Present each line of the entries below that holds the word "согласно".

* SUPPLIED RECORDS:
** Begin **
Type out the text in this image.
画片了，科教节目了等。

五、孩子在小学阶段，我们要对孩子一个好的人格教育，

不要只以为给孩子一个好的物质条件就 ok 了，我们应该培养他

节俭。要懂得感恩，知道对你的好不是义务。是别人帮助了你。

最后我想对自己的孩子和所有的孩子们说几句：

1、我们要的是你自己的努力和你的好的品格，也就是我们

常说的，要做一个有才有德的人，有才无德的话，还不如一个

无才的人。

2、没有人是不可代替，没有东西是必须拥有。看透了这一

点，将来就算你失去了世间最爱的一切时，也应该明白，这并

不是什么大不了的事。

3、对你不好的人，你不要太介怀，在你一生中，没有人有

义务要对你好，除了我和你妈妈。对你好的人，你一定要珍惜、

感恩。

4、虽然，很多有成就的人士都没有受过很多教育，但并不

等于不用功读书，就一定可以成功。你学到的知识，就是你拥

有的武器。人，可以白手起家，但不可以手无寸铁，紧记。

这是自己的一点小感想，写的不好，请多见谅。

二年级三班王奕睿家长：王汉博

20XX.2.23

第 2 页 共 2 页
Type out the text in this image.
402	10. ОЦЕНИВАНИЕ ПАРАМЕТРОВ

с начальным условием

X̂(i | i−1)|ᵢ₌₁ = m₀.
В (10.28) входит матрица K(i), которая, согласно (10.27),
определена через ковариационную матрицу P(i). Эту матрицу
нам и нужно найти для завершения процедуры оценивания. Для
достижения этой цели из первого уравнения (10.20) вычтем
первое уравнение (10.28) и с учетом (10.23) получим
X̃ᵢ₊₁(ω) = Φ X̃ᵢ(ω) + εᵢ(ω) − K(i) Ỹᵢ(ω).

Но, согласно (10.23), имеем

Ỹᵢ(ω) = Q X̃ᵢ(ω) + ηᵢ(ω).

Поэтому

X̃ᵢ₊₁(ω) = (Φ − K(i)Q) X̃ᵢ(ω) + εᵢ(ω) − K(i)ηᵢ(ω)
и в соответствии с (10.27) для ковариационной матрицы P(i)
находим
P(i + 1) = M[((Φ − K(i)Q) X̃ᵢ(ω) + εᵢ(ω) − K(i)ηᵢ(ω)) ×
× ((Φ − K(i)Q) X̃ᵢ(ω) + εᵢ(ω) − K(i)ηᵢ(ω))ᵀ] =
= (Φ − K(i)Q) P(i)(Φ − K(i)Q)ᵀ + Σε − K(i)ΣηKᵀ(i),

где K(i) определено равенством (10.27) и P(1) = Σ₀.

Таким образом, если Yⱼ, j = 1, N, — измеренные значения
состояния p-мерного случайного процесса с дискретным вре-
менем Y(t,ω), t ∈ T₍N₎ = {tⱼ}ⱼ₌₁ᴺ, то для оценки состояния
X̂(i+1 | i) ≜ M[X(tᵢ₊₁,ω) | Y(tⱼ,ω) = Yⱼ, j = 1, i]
** End **
* COMPLETE ANSWER:
В (10.28) входит матрица K(i), которая, согласно (10.27),
Но, согласно (10.23), имеем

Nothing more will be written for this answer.